== To be done ==
Look at each line of the records and count those with "JSON" in them. Please answer with the count alone.

↓

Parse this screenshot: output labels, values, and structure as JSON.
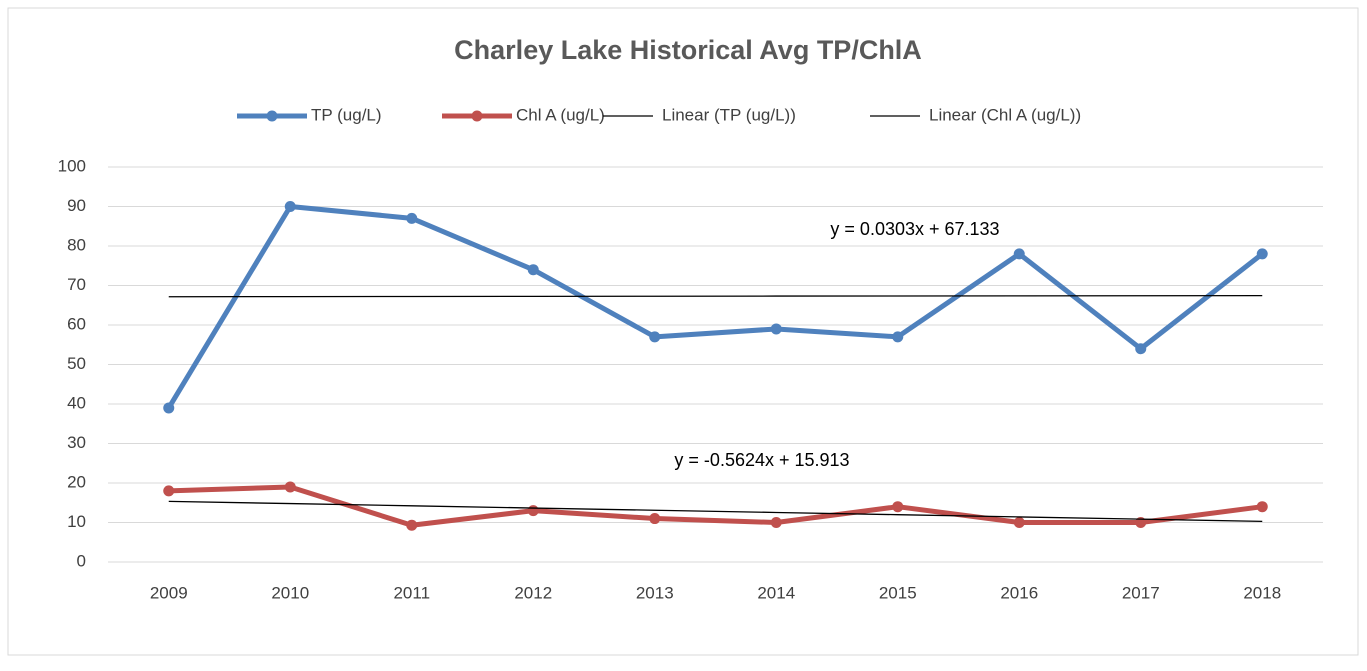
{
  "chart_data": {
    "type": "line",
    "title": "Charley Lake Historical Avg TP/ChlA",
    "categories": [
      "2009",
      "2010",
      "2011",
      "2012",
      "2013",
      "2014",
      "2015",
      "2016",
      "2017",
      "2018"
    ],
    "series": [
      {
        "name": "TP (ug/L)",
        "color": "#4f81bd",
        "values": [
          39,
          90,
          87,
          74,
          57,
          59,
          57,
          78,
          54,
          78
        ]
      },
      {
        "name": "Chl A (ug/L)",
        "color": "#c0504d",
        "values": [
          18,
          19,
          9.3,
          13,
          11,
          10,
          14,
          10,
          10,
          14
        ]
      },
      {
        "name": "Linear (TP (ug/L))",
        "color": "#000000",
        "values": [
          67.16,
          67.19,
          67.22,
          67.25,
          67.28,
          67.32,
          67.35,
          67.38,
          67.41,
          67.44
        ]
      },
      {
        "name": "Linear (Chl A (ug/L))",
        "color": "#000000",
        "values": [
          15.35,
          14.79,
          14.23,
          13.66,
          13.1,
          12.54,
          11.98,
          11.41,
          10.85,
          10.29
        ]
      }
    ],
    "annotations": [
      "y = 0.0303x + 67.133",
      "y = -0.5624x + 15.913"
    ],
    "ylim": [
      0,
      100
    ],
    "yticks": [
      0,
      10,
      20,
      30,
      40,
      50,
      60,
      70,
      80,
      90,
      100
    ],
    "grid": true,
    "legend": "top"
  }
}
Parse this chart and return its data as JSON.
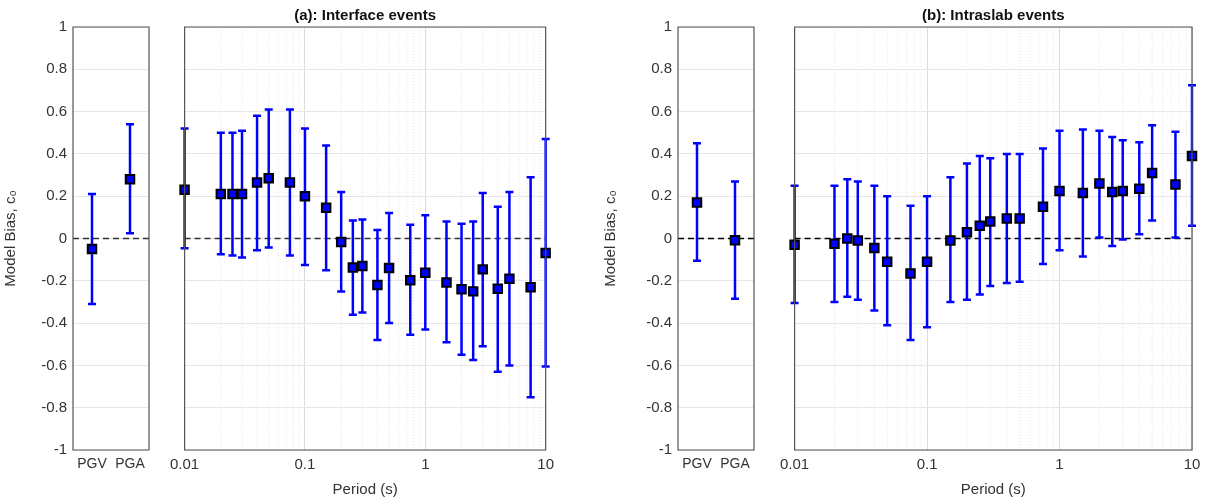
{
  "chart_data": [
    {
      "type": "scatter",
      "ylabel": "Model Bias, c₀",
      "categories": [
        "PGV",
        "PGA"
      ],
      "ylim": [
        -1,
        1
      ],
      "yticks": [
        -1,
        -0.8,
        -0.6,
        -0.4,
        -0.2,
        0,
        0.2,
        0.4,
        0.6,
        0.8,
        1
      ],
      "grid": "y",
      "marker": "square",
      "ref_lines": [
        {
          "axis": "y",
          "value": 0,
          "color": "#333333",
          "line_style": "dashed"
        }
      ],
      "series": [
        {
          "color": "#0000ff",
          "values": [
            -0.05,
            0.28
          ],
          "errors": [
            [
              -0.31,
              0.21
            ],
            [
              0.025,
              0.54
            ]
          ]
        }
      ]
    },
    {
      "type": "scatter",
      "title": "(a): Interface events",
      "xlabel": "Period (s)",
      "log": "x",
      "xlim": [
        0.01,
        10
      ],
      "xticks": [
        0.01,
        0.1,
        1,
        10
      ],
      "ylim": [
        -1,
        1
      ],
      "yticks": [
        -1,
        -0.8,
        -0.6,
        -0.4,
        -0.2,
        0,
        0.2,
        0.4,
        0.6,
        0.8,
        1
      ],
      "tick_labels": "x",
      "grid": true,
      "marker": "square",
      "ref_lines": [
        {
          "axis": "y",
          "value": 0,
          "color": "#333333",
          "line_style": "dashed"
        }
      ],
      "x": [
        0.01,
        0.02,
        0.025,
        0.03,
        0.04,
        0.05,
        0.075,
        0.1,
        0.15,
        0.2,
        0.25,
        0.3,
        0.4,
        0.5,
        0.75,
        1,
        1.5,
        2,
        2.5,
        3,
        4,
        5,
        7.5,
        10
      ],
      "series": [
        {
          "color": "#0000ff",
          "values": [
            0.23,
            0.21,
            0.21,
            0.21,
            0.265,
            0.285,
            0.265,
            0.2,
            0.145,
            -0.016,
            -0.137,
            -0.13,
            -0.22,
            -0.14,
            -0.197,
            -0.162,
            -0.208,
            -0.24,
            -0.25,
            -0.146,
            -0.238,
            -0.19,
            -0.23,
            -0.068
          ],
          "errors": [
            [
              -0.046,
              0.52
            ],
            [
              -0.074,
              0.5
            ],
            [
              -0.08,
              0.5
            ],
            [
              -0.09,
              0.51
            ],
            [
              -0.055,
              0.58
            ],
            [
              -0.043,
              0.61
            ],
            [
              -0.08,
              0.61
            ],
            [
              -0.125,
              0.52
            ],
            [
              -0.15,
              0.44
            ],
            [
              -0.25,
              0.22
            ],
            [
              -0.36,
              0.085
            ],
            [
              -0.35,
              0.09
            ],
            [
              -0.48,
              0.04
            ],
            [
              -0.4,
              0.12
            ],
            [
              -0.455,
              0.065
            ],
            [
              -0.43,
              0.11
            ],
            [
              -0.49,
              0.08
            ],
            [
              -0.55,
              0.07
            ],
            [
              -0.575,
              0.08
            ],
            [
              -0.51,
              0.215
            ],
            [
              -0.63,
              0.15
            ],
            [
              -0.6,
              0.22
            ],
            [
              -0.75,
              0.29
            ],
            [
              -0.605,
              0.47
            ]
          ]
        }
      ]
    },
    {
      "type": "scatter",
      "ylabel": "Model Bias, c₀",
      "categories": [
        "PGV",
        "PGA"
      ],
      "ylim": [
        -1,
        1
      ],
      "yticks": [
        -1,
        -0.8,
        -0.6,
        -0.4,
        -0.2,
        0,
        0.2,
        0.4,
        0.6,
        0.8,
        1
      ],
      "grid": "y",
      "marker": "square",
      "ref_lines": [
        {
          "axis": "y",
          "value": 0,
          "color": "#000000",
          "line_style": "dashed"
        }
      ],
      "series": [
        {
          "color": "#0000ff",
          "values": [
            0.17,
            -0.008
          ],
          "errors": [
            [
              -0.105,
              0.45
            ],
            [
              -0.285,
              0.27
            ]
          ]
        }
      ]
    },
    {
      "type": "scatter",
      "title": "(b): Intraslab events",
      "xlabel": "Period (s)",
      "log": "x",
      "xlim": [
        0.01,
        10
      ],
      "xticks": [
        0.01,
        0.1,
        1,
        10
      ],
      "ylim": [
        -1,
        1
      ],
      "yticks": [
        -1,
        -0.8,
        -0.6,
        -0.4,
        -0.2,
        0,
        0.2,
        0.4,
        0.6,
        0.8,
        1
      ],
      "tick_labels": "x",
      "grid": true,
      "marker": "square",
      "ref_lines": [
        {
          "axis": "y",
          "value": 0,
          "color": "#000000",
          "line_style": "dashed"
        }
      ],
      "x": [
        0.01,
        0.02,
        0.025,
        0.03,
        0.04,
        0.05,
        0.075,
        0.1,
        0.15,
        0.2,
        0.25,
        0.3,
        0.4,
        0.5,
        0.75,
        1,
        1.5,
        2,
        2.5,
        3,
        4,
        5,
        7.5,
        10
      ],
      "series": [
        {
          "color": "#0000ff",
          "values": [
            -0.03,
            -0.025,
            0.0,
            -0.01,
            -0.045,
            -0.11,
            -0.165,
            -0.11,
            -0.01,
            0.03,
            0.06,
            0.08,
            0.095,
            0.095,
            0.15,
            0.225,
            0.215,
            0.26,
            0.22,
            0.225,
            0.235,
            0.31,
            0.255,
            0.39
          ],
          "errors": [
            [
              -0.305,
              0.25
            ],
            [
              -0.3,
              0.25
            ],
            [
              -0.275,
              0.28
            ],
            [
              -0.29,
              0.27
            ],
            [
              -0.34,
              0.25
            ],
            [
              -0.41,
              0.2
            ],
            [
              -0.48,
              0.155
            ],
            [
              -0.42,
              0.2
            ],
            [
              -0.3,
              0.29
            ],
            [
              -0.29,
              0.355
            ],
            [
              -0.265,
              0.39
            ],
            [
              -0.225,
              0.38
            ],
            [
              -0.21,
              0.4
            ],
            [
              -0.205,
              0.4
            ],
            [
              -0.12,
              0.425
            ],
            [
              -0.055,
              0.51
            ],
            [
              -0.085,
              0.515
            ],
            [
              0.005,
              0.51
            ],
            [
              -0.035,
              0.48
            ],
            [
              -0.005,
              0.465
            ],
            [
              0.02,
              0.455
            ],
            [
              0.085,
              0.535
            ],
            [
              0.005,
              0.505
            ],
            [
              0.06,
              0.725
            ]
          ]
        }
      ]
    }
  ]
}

↑

== Exercise result ==
2